╔══
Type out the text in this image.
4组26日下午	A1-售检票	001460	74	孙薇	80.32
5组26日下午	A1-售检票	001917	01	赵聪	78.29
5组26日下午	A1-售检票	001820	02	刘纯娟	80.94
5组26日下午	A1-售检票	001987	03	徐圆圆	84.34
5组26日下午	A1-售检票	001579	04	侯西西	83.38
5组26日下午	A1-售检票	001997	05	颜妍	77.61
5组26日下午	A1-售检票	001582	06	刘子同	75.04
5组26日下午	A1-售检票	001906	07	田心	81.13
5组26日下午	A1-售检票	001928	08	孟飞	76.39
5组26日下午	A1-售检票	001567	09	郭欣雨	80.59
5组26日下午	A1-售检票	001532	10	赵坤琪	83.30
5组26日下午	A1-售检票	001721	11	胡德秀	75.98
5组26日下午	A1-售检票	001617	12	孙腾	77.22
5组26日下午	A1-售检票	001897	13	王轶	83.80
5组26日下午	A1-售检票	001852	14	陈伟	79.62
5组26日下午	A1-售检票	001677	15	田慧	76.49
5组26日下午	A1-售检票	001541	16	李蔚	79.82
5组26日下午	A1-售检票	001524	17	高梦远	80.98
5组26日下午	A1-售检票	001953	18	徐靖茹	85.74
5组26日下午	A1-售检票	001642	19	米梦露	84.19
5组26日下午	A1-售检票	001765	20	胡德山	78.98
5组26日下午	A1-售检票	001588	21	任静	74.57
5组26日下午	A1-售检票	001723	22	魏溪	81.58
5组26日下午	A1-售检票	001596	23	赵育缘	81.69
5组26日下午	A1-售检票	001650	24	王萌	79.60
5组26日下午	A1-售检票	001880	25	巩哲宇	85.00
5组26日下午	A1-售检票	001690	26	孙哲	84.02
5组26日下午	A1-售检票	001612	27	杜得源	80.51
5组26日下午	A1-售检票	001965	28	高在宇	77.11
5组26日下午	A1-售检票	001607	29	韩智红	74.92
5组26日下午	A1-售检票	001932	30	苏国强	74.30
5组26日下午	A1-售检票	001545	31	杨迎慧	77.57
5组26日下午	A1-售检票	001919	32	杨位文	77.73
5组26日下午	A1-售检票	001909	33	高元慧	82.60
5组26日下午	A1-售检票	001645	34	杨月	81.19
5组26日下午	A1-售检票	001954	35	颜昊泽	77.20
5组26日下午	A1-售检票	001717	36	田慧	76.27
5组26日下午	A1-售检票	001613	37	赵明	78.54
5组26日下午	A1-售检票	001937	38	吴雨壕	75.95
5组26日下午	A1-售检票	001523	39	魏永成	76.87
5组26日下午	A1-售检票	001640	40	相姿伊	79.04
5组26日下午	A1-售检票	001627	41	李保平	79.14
╚══
EXERCISE PROMPT
Restate the whole of the material exactly.

PROBLEM SOLUTION
Type out the text in this image.
4组26日下午	A1-售检票	001460	74	孙薇	80.32
5组26日下午	A1-售检票	001917	01	赵聪	78.29
5组26日下午	A1-售检票	001820	02	刘纯娟	80.94
5组26日下午	A1-售检票	001987	03	徐圆圆	84.34
5组26日下午	A1-售检票	001579	04	侯西西	83.38
5组26日下午	A1-售检票	001997	05	颜妍	77.61
5组26日下午	A1-售检票	001582	06	刘子同	75.04
5组26日下午	A1-售检票	001906	07	田心	81.13
5组26日下午	A1-售检票	001928	08	孟飞	76.39
5组26日下午	A1-售检票	001567	09	郭欣雨	80.59
5组26日下午	A1-售检票	001532	10	赵坤琪	83.30
5组26日下午	A1-售检票	001721	11	胡德秀	75.98
5组26日下午	A1-售检票	001617	12	孙腾	77.22
5组26日下午	A1-售检票	001897	13	王轶	83.80
5组26日下午	A1-售检票	001852	14	陈伟	79.62
5组26日下午	A1-售检票	001677	15	田慧	76.49
5组26日下午	A1-售检票	001541	16	李蔚	79.82
5组26日下午	A1-售检票	001524	17	高梦远	80.98
5组26日下午	A1-售检票	001953	18	徐靖茹	85.74
5组26日下午	A1-售检票	001642	19	米梦露	84.19
5组26日下午	A1-售检票	001765	20	胡德山	78.98
5组26日下午	A1-售检票	001588	21	任静	74.57
5组26日下午	A1-售检票	001723	22	魏溪	81.58
5组26日下午	A1-售检票	001596	23	赵育缘	81.69
5组26日下午	A1-售检票	001650	24	王萌	79.60
5组26日下午	A1-售检票	001880	25	巩哲宇	85.00
5组26日下午	A1-售检票	001690	26	孙哲	84.02
5组26日下午	A1-售检票	001612	27	杜得源	80.51
5组26日下午	A1-售检票	001965	28	高在宇	77.11
5组26日下午	A1-售检票	001607	29	韩智红	74.92
5组26日下午	A1-售检票	001932	30	苏国强	74.30
5组26日下午	A1-售检票	001545	31	杨迎慧	77.57
5组26日下午	A1-售检票	001919	32	杨位文	77.73
5组26日下午	A1-售检票	001909	33	高元慧	82.60
5组26日下午	A1-售检票	001645	34	杨月	81.19
5组26日下午	A1-售检票	001954	35	颜昊泽	77.20
5组26日下午	A1-售检票	001717	36	田慧	76.27
5组26日下午	A1-售检票	001613	37	赵明	78.54
5组26日下午	A1-售检票	001937	38	吴雨壕	75.95
5组26日下午	A1-售检票	001523	39	魏永成	76.87
5组26日下午	A1-售检票	001640	40	相姿伊	79.04
5组26日下午	A1-售检票	001627	41	李保平	79.14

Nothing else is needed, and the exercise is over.